◆ Description of the task ◆
Search the material for the word "name" and report each line where it turns up.

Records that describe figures

━━━━━━━━━━━━━━━━

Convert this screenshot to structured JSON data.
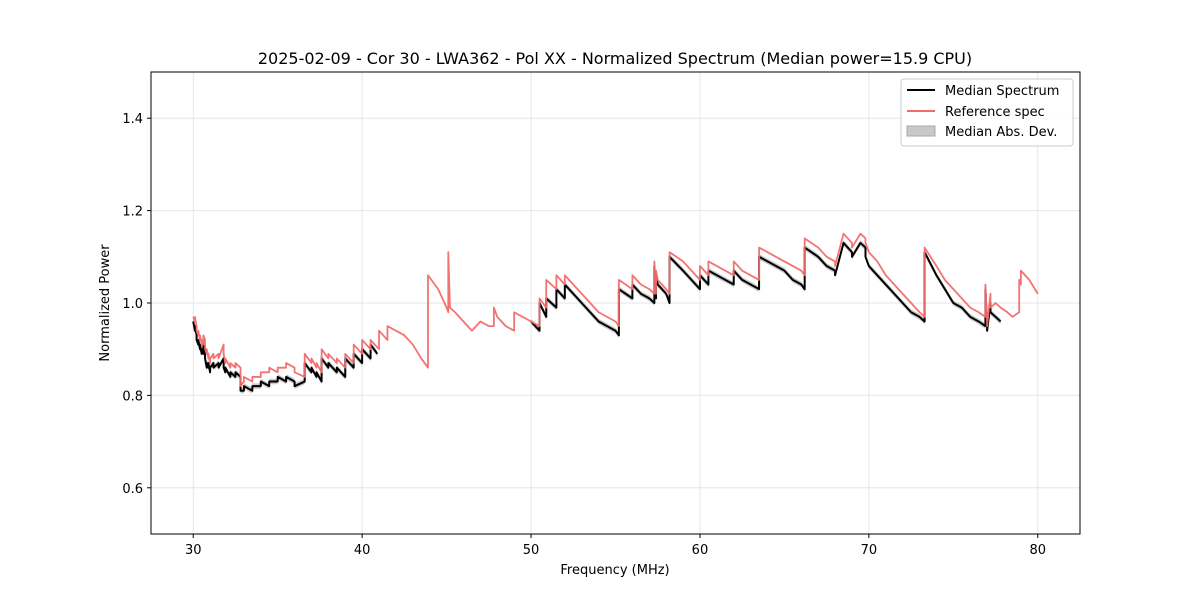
{
  "chart_data": {
    "type": "line",
    "title": "2025-02-09 - Cor 30 - LWA362 - Pol XX - Normalized Spectrum (Median power=15.9 CPU)",
    "xlabel": "Frequency (MHz)",
    "ylabel": "Normalized Power",
    "xlim": [
      27.5,
      82.5
    ],
    "ylim": [
      0.5,
      1.5
    ],
    "xticks": [
      30,
      40,
      50,
      60,
      70,
      80
    ],
    "yticks": [
      0.6,
      0.8,
      1.0,
      1.2,
      1.4
    ],
    "xtick_labels": [
      "30",
      "40",
      "50",
      "60",
      "70",
      "80"
    ],
    "ytick_labels": [
      "0.6",
      "0.8",
      "1.0",
      "1.2",
      "1.4"
    ],
    "grid": true,
    "legend_position": "top-right",
    "legend": [
      "Median Spectrum",
      "Reference spec",
      "Median Abs. Dev."
    ],
    "colors": {
      "median": "#000000",
      "reference": "#f26b6b",
      "mad_fill": "#c8c8c8",
      "grid": "#e6e6e6"
    },
    "series": [
      {
        "name": "Reference spec",
        "x": [
          30.0,
          30.1,
          30.1,
          30.2,
          30.2,
          30.3,
          30.3,
          30.4,
          30.4,
          30.5,
          30.5,
          30.6,
          30.6,
          30.7,
          30.7,
          30.8,
          30.8,
          30.9,
          30.9,
          31.0,
          31.0,
          31.2,
          31.2,
          31.5,
          31.5,
          31.8,
          31.8,
          31.9,
          31.9,
          32.2,
          32.2,
          32.5,
          32.5,
          32.8,
          32.8,
          33.0,
          33.0,
          33.5,
          33.5,
          34.0,
          34.0,
          34.5,
          34.5,
          35.0,
          35.0,
          35.5,
          35.5,
          36.0,
          36.0,
          36.6,
          36.6,
          37.0,
          37.0,
          37.3,
          37.3,
          37.6,
          37.6,
          38.0,
          38.0,
          38.5,
          38.5,
          39.0,
          39.0,
          39.5,
          39.5,
          40.0,
          40.0,
          40.5,
          40.5,
          41.0,
          41.0,
          41.5,
          41.5,
          42.0,
          42.5,
          43.0,
          43.5,
          43.9,
          43.9,
          44.5,
          45.0,
          45.1,
          45.1,
          45.2,
          45.5,
          46.0,
          46.5,
          47.0,
          47.5,
          47.8,
          47.8,
          48.0,
          48.5,
          49.0,
          49.0,
          49.5,
          50.0,
          50.5,
          50.5,
          50.9,
          50.9,
          51.5,
          51.5,
          52.0,
          52.0,
          52.5,
          53.0,
          53.5,
          54.0,
          54.5,
          55.0,
          55.2,
          55.2,
          56.0,
          56.0,
          56.5,
          57.0,
          57.3,
          57.3,
          57.4,
          57.4,
          57.5,
          58.0,
          58.2,
          58.2,
          59.0,
          59.5,
          60.0,
          60.0,
          60.5,
          60.5,
          61.0,
          61.5,
          62.0,
          62.0,
          62.5,
          63.0,
          63.5,
          63.5,
          64.0,
          64.5,
          65.0,
          65.5,
          66.0,
          66.2,
          66.2,
          67.0,
          67.5,
          68.0,
          68.0,
          68.5,
          69.0,
          69.0,
          69.5,
          69.8,
          69.8,
          70.0,
          70.5,
          71.0,
          71.5,
          72.0,
          72.5,
          73.0,
          73.3,
          73.3,
          74.0,
          74.5,
          75.0,
          75.5,
          76.0,
          76.5,
          76.9,
          76.9,
          77.0,
          77.0,
          77.2,
          77.2,
          77.5,
          77.8,
          78.2,
          78.5,
          78.9,
          78.9,
          79.0,
          79.0,
          79.5,
          80.0
        ],
        "y": [
          0.97,
          0.96,
          0.97,
          0.95,
          0.94,
          0.93,
          0.94,
          0.92,
          0.93,
          0.91,
          0.92,
          0.91,
          0.93,
          0.92,
          0.9,
          0.89,
          0.9,
          0.88,
          0.89,
          0.87,
          0.88,
          0.89,
          0.88,
          0.89,
          0.88,
          0.91,
          0.89,
          0.87,
          0.88,
          0.86,
          0.87,
          0.86,
          0.87,
          0.86,
          0.82,
          0.83,
          0.84,
          0.83,
          0.84,
          0.84,
          0.85,
          0.85,
          0.86,
          0.85,
          0.86,
          0.86,
          0.87,
          0.86,
          0.85,
          0.84,
          0.89,
          0.87,
          0.88,
          0.86,
          0.87,
          0.85,
          0.9,
          0.88,
          0.89,
          0.87,
          0.88,
          0.86,
          0.89,
          0.87,
          0.91,
          0.89,
          0.92,
          0.9,
          0.92,
          0.9,
          0.94,
          0.92,
          0.95,
          0.94,
          0.93,
          0.91,
          0.88,
          0.86,
          1.06,
          1.03,
          0.99,
          0.98,
          1.11,
          0.99,
          0.98,
          0.96,
          0.94,
          0.96,
          0.95,
          0.95,
          0.99,
          0.97,
          0.95,
          0.94,
          0.98,
          0.97,
          0.96,
          0.95,
          1.01,
          0.99,
          1.05,
          1.03,
          1.06,
          1.04,
          1.06,
          1.04,
          1.02,
          1.0,
          0.98,
          0.97,
          0.96,
          0.95,
          1.05,
          1.03,
          1.06,
          1.04,
          1.03,
          1.02,
          1.09,
          1.02,
          1.07,
          1.05,
          1.03,
          1.02,
          1.11,
          1.09,
          1.07,
          1.05,
          1.08,
          1.06,
          1.09,
          1.08,
          1.07,
          1.06,
          1.09,
          1.07,
          1.06,
          1.05,
          1.12,
          1.11,
          1.1,
          1.09,
          1.08,
          1.07,
          1.06,
          1.14,
          1.12,
          1.1,
          1.09,
          1.08,
          1.15,
          1.13,
          1.12,
          1.15,
          1.14,
          1.13,
          1.11,
          1.09,
          1.06,
          1.04,
          1.02,
          1.0,
          0.98,
          0.97,
          1.12,
          1.08,
          1.05,
          1.03,
          1.01,
          0.99,
          0.98,
          0.97,
          1.04,
          0.96,
          0.95,
          1.02,
          0.99,
          1.0,
          0.99,
          0.98,
          0.97,
          0.98,
          1.05,
          1.04,
          1.07,
          1.05,
          1.02
        ]
      },
      {
        "name": "Median Spectrum",
        "segments": [
          {
            "x": [
              30.0,
              30.1,
              30.1,
              30.2,
              30.2,
              30.3,
              30.3,
              30.4,
              30.4,
              30.5,
              30.5,
              30.6,
              30.6,
              30.7,
              30.7,
              30.8,
              30.8,
              30.9,
              30.9,
              31.0,
              31.0,
              31.2,
              31.2,
              31.5,
              31.5,
              31.8,
              31.8,
              31.9,
              31.9,
              32.2,
              32.2,
              32.5,
              32.5,
              32.8,
              32.8,
              33.0,
              33.0,
              33.5,
              33.5,
              34.0,
              34.0,
              34.5,
              34.5,
              35.0,
              35.0,
              35.5,
              35.5,
              36.0,
              36.0,
              36.6,
              36.6,
              37.0,
              37.0,
              37.3,
              37.3,
              37.6,
              37.6,
              38.0,
              38.0,
              38.5,
              38.5,
              39.0,
              39.0,
              39.5,
              39.5,
              40.0,
              40.0,
              40.5,
              40.5,
              40.9
            ],
            "y": [
              0.96,
              0.94,
              0.95,
              0.93,
              0.92,
              0.91,
              0.92,
              0.9,
              0.91,
              0.89,
              0.9,
              0.89,
              0.91,
              0.9,
              0.88,
              0.86,
              0.87,
              0.86,
              0.87,
              0.85,
              0.86,
              0.87,
              0.86,
              0.87,
              0.86,
              0.88,
              0.86,
              0.85,
              0.86,
              0.84,
              0.85,
              0.84,
              0.85,
              0.84,
              0.81,
              0.81,
              0.82,
              0.81,
              0.82,
              0.82,
              0.83,
              0.82,
              0.83,
              0.83,
              0.84,
              0.83,
              0.84,
              0.83,
              0.82,
              0.83,
              0.87,
              0.85,
              0.86,
              0.84,
              0.85,
              0.83,
              0.88,
              0.86,
              0.87,
              0.85,
              0.86,
              0.84,
              0.88,
              0.86,
              0.89,
              0.87,
              0.9,
              0.88,
              0.91,
              0.89
            ]
          },
          {
            "x": [
              50.0,
              50.5,
              50.5,
              50.9,
              50.9,
              51.5,
              51.5,
              52.0,
              52.0,
              52.5,
              53.0,
              53.5,
              54.0,
              54.5,
              55.0,
              55.2,
              55.2,
              56.0,
              56.0,
              56.5,
              57.0,
              57.3,
              57.3,
              57.4,
              57.4,
              57.5,
              58.0,
              58.2,
              58.2,
              59.0,
              59.5,
              60.0,
              60.0,
              60.5,
              60.5,
              61.0,
              61.5,
              62.0,
              62.0,
              62.5,
              63.0,
              63.5,
              63.5,
              64.0,
              64.5,
              65.0,
              65.5,
              66.0,
              66.2,
              66.2,
              67.0,
              67.5,
              68.0,
              68.0,
              68.5,
              69.0,
              69.0,
              69.5,
              69.8,
              69.8,
              70.0,
              70.5,
              71.0,
              71.5,
              72.0,
              72.5,
              73.0,
              73.3,
              73.3,
              74.0,
              74.5,
              75.0,
              75.5,
              76.0,
              76.5,
              76.9,
              76.9,
              77.0,
              77.0,
              77.2,
              77.2,
              77.5,
              77.8
            ],
            "y": [
              0.96,
              0.94,
              1.0,
              0.97,
              1.01,
              0.99,
              1.03,
              1.01,
              1.04,
              1.02,
              1.0,
              0.98,
              0.96,
              0.95,
              0.94,
              0.93,
              1.03,
              1.01,
              1.04,
              1.02,
              1.01,
              1.0,
              1.08,
              1.01,
              1.06,
              1.04,
              1.02,
              1.0,
              1.1,
              1.07,
              1.05,
              1.03,
              1.06,
              1.04,
              1.07,
              1.06,
              1.05,
              1.04,
              1.07,
              1.05,
              1.04,
              1.03,
              1.1,
              1.09,
              1.08,
              1.07,
              1.05,
              1.04,
              1.03,
              1.12,
              1.1,
              1.08,
              1.07,
              1.06,
              1.13,
              1.11,
              1.1,
              1.13,
              1.12,
              1.1,
              1.08,
              1.06,
              1.04,
              1.02,
              1.0,
              0.98,
              0.97,
              0.96,
              1.11,
              1.06,
              1.03,
              1.0,
              0.99,
              0.97,
              0.96,
              0.95,
              1.03,
              0.95,
              0.94,
              1.0,
              0.98,
              0.97,
              0.96
            ]
          }
        ],
        "mad_band": 0.006
      }
    ]
  }
}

━━━━━━━━━━━━━━━━

◆ Solution for this exercise ◆
        "name": "Reference spec",
        "name": "Median Spectrum",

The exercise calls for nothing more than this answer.